### Data records

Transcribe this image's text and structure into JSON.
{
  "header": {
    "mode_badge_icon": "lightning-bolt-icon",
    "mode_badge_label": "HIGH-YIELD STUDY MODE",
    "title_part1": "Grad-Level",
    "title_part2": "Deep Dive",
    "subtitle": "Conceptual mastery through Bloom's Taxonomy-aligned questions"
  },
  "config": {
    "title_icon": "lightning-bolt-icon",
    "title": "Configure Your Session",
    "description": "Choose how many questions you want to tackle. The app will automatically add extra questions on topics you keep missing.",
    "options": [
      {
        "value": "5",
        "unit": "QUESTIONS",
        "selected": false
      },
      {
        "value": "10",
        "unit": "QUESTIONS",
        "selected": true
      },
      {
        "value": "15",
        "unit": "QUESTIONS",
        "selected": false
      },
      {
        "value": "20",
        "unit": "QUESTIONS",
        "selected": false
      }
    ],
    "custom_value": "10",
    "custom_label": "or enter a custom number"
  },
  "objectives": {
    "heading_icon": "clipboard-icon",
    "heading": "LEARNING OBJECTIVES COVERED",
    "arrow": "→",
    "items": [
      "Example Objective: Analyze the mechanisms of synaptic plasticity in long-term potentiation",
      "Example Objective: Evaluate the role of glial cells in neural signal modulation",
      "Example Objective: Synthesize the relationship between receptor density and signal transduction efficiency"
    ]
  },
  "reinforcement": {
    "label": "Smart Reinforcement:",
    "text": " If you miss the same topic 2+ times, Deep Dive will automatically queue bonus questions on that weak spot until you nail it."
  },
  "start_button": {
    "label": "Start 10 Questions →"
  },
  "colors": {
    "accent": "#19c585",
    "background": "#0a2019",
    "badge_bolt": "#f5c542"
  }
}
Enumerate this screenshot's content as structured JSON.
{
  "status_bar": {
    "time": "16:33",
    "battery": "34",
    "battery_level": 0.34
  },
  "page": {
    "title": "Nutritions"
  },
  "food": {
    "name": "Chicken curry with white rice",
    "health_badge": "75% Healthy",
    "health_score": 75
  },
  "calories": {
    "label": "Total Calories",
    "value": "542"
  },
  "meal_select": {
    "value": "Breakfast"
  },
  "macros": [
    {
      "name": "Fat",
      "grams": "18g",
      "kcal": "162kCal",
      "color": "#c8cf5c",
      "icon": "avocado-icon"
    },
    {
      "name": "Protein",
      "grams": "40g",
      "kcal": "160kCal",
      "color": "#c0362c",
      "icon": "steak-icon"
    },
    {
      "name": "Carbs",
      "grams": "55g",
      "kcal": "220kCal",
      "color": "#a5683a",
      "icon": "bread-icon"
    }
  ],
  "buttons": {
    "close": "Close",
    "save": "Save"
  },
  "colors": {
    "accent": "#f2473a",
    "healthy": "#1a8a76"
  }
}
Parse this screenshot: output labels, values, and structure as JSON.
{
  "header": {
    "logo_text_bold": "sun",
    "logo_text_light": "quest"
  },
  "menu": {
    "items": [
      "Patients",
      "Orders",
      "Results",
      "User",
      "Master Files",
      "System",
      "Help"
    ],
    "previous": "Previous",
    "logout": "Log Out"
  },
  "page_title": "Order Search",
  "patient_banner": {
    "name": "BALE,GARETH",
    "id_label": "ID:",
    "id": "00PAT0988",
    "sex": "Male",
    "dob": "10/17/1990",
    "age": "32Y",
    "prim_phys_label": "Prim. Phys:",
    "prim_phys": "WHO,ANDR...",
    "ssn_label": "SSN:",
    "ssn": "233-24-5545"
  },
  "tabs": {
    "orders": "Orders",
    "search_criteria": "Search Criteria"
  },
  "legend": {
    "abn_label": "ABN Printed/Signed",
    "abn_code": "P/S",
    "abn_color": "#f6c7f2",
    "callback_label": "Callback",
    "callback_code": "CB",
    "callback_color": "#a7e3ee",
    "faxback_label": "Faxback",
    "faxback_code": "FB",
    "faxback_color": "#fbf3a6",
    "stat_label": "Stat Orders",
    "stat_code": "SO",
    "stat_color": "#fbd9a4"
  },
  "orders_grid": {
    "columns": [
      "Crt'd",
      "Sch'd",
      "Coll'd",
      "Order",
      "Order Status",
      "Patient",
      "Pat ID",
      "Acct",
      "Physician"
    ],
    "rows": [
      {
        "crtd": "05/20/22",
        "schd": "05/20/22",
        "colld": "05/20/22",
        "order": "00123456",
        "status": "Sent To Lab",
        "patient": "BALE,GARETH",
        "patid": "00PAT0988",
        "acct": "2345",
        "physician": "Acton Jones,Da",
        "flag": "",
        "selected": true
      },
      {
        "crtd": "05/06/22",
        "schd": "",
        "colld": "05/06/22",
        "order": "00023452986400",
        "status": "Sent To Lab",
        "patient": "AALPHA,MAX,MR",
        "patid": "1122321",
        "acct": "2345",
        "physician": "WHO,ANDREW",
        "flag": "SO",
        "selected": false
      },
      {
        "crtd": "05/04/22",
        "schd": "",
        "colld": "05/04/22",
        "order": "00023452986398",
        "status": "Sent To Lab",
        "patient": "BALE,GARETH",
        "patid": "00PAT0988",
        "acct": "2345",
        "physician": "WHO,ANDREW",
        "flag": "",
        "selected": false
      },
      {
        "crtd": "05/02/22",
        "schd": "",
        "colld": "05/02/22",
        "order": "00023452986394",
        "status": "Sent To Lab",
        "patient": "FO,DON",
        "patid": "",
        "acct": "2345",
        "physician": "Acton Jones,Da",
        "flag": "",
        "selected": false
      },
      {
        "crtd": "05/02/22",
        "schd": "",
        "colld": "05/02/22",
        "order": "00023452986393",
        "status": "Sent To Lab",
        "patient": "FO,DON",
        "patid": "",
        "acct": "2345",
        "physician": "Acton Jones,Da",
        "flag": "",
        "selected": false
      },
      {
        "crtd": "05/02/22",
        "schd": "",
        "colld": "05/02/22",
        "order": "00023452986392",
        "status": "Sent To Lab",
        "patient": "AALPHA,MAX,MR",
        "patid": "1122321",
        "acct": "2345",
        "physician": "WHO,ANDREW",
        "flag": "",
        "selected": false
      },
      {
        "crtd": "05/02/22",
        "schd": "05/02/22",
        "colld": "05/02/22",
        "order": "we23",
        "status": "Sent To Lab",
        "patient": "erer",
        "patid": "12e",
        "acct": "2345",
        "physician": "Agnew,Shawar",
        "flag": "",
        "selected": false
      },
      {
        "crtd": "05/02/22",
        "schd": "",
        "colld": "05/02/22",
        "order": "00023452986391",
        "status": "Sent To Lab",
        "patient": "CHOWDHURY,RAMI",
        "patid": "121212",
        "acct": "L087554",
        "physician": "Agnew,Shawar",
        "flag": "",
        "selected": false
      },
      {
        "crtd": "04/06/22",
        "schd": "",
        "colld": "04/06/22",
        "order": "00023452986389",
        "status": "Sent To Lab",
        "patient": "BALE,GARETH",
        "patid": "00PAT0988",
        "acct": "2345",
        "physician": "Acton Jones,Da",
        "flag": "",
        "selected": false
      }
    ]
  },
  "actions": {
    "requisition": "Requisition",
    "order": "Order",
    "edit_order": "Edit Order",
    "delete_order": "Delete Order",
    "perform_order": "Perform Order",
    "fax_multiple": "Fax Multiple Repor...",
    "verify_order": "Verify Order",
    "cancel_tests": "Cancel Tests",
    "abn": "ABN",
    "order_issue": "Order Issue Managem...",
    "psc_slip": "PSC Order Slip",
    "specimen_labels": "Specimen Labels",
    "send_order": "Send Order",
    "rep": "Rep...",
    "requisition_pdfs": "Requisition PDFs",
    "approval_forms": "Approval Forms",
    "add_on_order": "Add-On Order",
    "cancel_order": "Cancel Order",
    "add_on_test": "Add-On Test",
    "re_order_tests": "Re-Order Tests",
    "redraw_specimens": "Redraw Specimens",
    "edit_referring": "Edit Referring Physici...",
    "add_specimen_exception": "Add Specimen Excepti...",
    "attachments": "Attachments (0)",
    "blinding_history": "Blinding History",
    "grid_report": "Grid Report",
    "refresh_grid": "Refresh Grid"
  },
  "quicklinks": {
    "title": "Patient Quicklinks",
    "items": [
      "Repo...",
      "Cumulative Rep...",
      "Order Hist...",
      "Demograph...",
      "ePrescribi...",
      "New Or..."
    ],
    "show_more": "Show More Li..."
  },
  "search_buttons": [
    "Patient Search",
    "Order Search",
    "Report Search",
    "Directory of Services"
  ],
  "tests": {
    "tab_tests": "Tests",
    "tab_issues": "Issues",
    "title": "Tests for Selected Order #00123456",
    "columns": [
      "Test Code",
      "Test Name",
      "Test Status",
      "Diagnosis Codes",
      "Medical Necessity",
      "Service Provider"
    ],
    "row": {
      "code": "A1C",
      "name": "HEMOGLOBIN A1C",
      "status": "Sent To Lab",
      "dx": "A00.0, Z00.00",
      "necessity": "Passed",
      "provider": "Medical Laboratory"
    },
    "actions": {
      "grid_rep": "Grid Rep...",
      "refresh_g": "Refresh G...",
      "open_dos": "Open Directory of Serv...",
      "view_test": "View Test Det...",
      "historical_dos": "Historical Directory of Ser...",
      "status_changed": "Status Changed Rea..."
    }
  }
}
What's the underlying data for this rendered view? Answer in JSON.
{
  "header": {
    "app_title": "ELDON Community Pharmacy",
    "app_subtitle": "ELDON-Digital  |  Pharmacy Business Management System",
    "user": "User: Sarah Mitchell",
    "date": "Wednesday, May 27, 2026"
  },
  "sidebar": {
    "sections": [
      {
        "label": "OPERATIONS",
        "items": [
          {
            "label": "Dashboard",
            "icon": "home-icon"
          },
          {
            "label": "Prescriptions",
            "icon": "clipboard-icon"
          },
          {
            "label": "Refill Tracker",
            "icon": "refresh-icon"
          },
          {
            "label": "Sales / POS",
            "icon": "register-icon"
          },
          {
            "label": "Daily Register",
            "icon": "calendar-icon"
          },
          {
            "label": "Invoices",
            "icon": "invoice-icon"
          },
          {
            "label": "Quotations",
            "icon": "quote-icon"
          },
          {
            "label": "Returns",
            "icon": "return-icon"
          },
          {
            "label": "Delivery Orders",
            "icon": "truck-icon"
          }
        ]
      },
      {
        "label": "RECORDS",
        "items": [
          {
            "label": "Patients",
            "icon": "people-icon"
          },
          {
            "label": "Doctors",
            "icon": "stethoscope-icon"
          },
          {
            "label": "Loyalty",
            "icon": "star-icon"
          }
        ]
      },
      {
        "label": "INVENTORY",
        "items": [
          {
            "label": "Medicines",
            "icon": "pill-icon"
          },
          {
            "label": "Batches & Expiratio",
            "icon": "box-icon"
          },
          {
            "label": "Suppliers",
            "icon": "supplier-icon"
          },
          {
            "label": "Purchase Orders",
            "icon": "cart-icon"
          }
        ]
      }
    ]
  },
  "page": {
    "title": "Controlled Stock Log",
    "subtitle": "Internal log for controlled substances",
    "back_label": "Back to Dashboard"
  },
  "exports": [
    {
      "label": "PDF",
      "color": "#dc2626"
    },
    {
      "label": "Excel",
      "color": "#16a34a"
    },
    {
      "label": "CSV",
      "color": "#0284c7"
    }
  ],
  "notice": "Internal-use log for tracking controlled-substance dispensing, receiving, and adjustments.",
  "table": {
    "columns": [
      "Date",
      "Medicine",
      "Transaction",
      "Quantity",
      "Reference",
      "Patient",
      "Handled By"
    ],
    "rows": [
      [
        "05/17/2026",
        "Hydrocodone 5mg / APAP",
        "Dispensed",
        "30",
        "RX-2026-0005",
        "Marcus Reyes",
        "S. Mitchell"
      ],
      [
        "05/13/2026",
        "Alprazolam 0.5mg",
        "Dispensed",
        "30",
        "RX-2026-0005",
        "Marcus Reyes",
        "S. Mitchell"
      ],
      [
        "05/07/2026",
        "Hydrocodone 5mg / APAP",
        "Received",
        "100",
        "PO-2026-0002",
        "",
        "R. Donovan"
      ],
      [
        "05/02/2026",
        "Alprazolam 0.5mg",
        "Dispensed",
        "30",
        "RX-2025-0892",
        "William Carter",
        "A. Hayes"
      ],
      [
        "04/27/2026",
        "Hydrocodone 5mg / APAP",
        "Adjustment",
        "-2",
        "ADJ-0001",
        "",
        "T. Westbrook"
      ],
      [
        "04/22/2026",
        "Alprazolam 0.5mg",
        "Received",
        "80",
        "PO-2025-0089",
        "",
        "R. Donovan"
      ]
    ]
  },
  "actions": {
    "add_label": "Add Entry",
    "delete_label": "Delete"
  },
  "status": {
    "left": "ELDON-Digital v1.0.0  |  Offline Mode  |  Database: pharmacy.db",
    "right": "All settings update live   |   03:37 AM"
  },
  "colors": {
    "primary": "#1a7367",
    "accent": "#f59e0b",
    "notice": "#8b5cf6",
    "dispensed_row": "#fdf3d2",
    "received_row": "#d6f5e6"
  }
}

### Task goal
The lines to copy are those above that contain the string "Dive".

### Completed exercise
    "title_part2": "Deep Dive",
    "text": " If you miss the same topic 2+ times, Deep Dive will automatically queue bonus questions on that weak spot until you nail it."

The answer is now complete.